What you are asked to do:
I'd like every line from the material below that has "associated" in it.
++++ Input data
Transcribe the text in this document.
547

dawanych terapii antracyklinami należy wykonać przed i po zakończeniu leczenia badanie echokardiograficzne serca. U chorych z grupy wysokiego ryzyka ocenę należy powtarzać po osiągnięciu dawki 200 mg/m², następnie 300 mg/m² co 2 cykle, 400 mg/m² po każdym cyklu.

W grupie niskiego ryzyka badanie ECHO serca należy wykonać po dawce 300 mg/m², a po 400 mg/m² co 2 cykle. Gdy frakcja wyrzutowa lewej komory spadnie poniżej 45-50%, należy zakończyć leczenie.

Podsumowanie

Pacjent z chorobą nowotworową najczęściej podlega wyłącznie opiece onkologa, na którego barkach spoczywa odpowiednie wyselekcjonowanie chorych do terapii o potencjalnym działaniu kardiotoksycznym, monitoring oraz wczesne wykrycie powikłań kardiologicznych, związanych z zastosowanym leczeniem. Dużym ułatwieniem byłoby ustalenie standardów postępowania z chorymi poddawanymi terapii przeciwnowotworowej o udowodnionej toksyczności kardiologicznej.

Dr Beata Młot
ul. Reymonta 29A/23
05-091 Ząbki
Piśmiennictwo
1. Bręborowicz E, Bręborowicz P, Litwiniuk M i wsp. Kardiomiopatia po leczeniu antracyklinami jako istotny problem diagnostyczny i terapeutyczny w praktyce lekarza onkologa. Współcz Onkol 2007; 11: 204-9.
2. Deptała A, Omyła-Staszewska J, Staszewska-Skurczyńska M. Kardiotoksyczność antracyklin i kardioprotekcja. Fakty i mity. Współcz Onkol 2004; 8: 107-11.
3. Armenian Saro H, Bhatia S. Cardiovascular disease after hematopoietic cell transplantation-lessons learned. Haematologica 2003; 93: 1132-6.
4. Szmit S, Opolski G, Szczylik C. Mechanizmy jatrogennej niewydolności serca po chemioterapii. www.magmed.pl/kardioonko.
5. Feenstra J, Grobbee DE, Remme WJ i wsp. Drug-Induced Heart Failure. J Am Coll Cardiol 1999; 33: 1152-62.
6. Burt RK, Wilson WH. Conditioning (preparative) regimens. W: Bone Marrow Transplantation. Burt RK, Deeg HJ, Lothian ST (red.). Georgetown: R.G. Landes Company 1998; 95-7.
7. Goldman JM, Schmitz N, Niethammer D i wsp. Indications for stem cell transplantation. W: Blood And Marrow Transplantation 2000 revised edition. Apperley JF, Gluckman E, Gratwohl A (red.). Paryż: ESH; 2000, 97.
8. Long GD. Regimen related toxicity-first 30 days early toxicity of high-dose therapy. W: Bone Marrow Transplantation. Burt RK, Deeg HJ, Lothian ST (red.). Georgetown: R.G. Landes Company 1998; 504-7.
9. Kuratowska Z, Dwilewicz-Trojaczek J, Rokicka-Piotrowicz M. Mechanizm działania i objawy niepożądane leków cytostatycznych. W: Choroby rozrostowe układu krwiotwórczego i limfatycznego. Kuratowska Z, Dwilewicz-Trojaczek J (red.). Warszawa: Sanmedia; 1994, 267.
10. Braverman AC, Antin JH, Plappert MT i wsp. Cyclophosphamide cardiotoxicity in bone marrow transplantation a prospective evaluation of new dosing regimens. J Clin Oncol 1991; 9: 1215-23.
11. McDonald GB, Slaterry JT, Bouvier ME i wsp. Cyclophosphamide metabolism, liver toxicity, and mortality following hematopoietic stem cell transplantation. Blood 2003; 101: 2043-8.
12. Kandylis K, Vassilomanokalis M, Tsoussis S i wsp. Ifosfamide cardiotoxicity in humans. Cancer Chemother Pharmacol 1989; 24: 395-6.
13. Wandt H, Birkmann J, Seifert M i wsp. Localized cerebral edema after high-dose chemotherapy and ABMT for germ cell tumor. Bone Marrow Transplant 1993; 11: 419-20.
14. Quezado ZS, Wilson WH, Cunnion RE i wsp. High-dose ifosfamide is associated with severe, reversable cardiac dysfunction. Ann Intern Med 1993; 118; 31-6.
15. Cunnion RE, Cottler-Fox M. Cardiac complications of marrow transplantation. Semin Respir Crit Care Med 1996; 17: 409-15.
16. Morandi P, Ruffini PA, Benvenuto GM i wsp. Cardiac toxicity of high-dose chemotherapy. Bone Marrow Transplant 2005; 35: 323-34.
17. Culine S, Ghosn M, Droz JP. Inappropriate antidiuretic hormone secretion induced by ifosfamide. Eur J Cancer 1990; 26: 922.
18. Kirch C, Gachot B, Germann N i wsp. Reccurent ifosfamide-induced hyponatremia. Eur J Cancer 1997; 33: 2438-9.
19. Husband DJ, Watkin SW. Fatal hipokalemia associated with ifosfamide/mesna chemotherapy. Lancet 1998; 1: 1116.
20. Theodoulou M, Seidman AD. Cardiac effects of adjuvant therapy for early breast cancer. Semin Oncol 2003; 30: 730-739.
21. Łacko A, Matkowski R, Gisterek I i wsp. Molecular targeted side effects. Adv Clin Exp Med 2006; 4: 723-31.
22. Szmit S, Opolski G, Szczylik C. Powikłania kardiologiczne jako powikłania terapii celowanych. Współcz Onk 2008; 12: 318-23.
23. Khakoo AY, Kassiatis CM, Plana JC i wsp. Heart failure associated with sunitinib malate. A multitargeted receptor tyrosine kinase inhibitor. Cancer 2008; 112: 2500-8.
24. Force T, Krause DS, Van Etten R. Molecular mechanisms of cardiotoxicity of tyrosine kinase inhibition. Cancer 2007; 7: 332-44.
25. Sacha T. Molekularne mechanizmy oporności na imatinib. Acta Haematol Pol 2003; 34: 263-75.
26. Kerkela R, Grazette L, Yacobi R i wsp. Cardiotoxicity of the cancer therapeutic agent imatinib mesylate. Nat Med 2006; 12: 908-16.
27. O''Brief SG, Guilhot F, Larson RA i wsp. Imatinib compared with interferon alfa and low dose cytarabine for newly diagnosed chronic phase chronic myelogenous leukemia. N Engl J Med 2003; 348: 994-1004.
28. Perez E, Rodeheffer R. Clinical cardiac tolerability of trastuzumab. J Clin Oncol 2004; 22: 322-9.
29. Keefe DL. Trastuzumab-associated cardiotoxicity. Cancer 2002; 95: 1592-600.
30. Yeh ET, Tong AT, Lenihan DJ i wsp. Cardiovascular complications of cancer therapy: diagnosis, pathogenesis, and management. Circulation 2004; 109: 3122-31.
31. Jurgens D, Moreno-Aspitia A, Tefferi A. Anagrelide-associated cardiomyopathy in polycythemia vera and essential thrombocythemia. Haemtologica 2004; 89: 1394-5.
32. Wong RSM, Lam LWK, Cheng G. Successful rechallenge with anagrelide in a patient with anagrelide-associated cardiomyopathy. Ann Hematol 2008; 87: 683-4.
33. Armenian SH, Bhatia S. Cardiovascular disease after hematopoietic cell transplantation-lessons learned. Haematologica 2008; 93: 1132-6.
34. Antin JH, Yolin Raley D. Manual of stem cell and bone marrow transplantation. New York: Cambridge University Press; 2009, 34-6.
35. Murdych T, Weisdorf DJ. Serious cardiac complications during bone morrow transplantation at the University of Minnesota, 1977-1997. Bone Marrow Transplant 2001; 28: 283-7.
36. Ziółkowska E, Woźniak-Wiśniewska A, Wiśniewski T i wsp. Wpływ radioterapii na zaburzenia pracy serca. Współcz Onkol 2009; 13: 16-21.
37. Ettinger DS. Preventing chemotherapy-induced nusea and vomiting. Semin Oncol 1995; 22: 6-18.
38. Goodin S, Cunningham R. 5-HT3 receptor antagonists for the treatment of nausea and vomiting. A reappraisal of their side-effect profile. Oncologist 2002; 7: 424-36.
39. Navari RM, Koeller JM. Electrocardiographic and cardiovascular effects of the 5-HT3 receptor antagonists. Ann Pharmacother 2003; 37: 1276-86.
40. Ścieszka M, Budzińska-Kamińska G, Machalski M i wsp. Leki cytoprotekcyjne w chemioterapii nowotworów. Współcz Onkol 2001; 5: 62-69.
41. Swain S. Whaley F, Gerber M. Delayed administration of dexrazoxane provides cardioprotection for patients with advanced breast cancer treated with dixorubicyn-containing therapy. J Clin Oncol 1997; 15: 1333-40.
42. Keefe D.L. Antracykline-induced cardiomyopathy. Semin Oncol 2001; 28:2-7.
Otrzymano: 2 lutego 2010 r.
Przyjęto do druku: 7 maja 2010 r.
++++++++
Reply to the task:
14. Quezado ZS, Wilson WH, Cunnion RE i wsp. High-dose ifosfamide is associated with severe, reversable cardiac dysfunction. Ann Intern Med 1993; 118; 31-6.
19. Husband DJ, Watkin SW. Fatal hipokalemia associated with ifosfamide/mesna chemotherapy. Lancet 1998; 1: 1116.
23. Khakoo AY, Kassiatis CM, Plana JC i wsp. Heart failure associated with sunitinib malate. A multitargeted receptor tyrosine kinase inhibitor. Cancer 2008; 112: 2500-8.
29. Keefe DL. Trastuzumab-associated cardiotoxicity. Cancer 2002; 95: 1592-600.
31. Jurgens D, Moreno-Aspitia A, Tefferi A. Anagrelide-associated cardiomyopathy in polycythemia vera and essential thrombocythemia. Haemtologica 2004; 89: 1394-5.
32. Wong RSM, Lam LWK, Cheng G. Successful rechallenge with anagrelide in a patient with anagrelide-associated cardiomyopathy. Ann Hematol 2008; 87: 683-4.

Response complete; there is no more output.